In the indictment, the Russian hackers are identified along with the positions they held in the Russian intelligence community. Information is also given on the roles they played in the DNC/DCCC hacks. But how did the intelligence community learn of these specific roles? Do they have malware within the Russian intelligence networks or do they have Russian informers working with them? These are important questions because, not knowing the answers, we are back to just believing whatever the intelligence community tells us.

3. The indictment includes much information on the hacking of Hillary Clinton campaign chairman, John Podesta. My main question is: Why was Podesta using a Gmail account for official communication? Who were those spear phished at the DNC/DCCC? Did they all have Gmail accounts?

Hillary Clinton campaign chairman, John Podesta, was hacked because he had a Gmail account. He was sent to a fake site to change his password and that password was captured by the hackers. Once his account was compromised, any of his contacts could be spearphished. Why wasn’t he given or forced to use a DNC account? Many others within the DNC, such as Debbie Wassermann-Schultz, also had Gmail accounts. How many of them were also hacked in this way? Did the FBI analyze these infected endpoints to gather information on the hackers?

The hackers compromised endpoints in the DCCC to hack into the DNC network. They then installed malware in the network to gather documents and data. What sort of cybersecurity did the DNC have that did not detect any of this activity? If the hackers were so sophisticated as to hide their activity, why were they so clumsy as to allow their identities to be traced? We know now that they used Tor to hide their IP addresses, so did the FBI have control of Tor?

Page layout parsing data
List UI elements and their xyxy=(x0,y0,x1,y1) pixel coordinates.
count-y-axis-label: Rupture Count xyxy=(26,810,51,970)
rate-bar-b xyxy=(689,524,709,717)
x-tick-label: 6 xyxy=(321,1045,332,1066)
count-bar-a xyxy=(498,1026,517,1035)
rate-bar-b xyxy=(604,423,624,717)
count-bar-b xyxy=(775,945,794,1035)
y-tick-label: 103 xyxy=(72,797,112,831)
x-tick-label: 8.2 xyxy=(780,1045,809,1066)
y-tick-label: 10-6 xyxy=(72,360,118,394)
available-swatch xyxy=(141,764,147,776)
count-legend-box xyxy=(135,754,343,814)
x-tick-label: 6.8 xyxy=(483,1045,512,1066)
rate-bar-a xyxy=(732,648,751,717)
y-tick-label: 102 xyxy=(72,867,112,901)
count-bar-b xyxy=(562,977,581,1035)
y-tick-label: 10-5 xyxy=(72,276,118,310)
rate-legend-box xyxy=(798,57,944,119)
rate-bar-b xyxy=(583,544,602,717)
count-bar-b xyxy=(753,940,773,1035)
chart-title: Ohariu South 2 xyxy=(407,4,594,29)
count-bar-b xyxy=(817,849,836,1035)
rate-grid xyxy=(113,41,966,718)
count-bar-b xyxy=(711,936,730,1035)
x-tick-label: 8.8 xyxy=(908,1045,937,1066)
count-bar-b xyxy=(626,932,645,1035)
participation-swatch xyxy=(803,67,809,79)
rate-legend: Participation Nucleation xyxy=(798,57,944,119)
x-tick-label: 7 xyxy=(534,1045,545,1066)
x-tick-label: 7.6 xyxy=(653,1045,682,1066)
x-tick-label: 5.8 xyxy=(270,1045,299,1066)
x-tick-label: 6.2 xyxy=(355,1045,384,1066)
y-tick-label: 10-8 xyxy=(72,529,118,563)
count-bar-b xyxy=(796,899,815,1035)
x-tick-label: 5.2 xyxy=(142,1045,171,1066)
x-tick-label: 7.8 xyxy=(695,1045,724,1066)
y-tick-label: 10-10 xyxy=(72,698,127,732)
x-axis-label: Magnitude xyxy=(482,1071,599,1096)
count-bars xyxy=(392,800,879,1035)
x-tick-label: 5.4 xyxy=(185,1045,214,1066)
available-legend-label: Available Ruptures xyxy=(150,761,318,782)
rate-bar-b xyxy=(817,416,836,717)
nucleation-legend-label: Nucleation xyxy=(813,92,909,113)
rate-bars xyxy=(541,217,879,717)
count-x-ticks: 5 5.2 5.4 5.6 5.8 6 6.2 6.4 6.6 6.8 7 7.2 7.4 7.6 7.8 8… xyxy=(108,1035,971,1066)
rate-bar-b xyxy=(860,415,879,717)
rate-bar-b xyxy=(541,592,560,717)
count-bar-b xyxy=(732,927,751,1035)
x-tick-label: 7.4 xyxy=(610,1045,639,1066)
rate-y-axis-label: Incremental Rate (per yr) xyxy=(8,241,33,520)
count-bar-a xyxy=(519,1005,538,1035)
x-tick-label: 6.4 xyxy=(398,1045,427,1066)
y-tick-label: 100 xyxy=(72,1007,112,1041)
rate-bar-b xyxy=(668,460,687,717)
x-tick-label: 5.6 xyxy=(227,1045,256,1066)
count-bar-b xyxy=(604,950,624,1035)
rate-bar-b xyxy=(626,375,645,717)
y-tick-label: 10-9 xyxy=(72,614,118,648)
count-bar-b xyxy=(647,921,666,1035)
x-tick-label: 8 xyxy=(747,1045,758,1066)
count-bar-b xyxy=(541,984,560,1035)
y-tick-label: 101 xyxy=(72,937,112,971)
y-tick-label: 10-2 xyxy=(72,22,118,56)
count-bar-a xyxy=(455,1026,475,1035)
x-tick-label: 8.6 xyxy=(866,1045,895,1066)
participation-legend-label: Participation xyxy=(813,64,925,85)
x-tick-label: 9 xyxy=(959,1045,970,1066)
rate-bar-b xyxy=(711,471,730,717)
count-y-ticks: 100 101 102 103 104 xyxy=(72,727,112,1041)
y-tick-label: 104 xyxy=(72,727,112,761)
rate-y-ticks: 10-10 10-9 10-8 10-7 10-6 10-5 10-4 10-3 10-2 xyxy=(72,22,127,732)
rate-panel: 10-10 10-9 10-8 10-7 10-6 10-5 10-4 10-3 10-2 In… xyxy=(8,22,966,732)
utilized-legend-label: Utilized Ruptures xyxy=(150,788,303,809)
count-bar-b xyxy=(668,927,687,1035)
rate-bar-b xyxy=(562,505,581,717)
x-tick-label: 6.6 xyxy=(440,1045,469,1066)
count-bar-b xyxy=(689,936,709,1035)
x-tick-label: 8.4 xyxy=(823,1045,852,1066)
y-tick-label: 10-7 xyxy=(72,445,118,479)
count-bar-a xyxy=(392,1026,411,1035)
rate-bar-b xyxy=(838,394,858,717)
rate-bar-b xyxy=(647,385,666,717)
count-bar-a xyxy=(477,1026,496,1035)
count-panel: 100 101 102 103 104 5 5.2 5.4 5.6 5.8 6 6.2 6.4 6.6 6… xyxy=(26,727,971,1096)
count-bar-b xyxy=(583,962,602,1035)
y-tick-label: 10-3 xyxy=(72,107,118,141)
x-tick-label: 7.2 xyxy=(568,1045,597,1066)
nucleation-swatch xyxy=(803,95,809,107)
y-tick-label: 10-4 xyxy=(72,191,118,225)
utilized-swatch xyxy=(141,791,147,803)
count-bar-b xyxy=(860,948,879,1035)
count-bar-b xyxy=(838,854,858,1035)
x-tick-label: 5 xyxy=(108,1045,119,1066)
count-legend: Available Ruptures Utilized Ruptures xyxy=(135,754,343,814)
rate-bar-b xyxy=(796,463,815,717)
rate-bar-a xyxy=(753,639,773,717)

What to do
Reproduce the part of the passage on the hacking indictment that opens with the words containing "Hillary Clinton campaign chairman, John Podesta, was" and closes with "on the hackers?".

Expected answer
Hillary Clinton campaign chairman, John Podesta, was hacked because he had a Gmail account. He was sent to a fake site to change his password and that password was captured by the hackers. Once his account was compromised, any of his contacts could be spearphished. Why wasn’t he given or forced to use a DNC account? Many others within the DNC, such as Debbie Wassermann-Schultz, also had Gmail accounts. How many of them were also hacked in this way? Did the FBI analyze these infected endpoints to gather information on the hackers?